Task statement -> Every line that includes the word "Distance" is to be listed.

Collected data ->
__________________________________________________

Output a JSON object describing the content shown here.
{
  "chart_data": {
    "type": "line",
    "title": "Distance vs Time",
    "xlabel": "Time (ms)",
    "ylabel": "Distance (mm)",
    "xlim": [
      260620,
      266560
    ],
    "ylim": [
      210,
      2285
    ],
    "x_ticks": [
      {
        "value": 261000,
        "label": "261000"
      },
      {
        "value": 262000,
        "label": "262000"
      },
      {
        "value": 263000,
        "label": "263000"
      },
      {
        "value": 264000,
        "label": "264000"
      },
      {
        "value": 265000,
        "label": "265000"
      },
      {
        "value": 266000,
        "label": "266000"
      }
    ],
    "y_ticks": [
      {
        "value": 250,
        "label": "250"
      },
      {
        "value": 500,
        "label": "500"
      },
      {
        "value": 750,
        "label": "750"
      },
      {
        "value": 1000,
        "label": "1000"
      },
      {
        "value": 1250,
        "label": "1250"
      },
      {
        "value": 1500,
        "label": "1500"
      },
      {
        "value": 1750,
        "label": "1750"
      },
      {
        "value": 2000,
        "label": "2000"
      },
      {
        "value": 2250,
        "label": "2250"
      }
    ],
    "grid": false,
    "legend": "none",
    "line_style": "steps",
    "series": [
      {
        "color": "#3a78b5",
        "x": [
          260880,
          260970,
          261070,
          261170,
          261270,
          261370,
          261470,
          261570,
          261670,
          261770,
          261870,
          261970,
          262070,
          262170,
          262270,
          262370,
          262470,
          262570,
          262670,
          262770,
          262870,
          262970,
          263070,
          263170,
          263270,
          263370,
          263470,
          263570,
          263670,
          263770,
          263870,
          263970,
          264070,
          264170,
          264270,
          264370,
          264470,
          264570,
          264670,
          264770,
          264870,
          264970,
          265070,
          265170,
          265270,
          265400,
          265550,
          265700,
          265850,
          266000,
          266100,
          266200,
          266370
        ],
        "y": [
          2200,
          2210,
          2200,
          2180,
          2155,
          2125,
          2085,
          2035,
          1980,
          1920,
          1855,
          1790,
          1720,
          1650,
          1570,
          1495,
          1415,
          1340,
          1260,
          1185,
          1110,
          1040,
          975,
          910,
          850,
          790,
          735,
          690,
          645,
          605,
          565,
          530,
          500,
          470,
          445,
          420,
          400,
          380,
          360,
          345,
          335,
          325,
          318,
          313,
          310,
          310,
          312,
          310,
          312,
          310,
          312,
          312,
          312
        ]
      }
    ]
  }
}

__________________________________________________

Exercise answer ->
    "title": "Distance vs Time",
    "ylabel": "Distance (mm)",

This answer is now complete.